(Dataset items)
[Start of section]

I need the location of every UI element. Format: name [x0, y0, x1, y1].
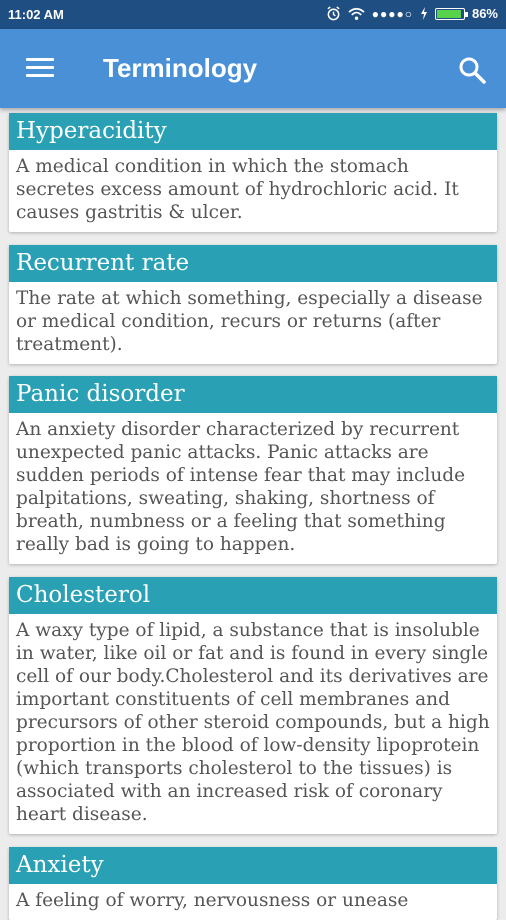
wifi-icon: [348, 7, 365, 21]
term-card[interactable]: [9, 376, 497, 564]
term-card[interactable]: [9, 847, 497, 920]
status-icons: [326, 6, 498, 21]
app-bar: [0, 29, 506, 108]
term-title: Anxiety: [9, 847, 497, 884]
term-definition: A waxy type of lipid, a substance that is insoluble in water, like oil or fat and is found in every single cell of our body.Cholesterol and its derivatives are important constituents of cell membranes and precursors of other steroid compounds, but a high proportion in the blood of low-density lipoprotein (which transports cholesterol to the tissues) is associated with an increased risk of coronary heart disease.: [16, 620, 490, 825]
term-title: Recurrent rate: [9, 245, 497, 282]
search-icon[interactable]: [457, 55, 487, 85]
term-card[interactable]: [9, 113, 497, 232]
term-title: Panic disorder: [9, 376, 497, 413]
term-title: Hyperacidity: [9, 113, 497, 150]
page-title: Terminology: [103, 53, 258, 83]
alarm-icon: [326, 6, 341, 21]
menu-icon[interactable]: [26, 58, 54, 78]
charging-icon: [420, 7, 428, 20]
term-definition: A medical condition in which the stomach secretes excess amount of hydrochloric acid. It causes gastritis & ulcer.: [16, 156, 459, 223]
battery-icon: [435, 8, 465, 20]
term-title: Cholesterol: [9, 577, 497, 614]
status-time: 11:02 AM: [8, 7, 64, 22]
term-definition: A feeling of worry, nervousness or unease: [16, 890, 409, 911]
term-card[interactable]: [9, 577, 497, 834]
term-definition: An anxiety disorder characterized by recurrent unexpected panic attacks. Panic attacks are sudden periods of intense fear that may include palpitations, sweating, shaking, shortness of breath, numbness or a feeling that something really bad is going to happen.: [16, 419, 466, 555]
term-card[interactable]: [9, 245, 497, 364]
term-definition: The rate at which something, especially a disease or medical condition, recurs or returns (after treatment).: [16, 288, 483, 355]
terminology-list[interactable]: [0, 108, 506, 911]
status-bar: [0, 0, 506, 29]
battery-percent: 86%: [471, 6, 498, 21]
signal-icon: ●●●●○: [371, 6, 413, 21]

[End of section]

Your objective:
Number of lines with the string "that" in the data above: report this figure and nothing more.

Response box:
2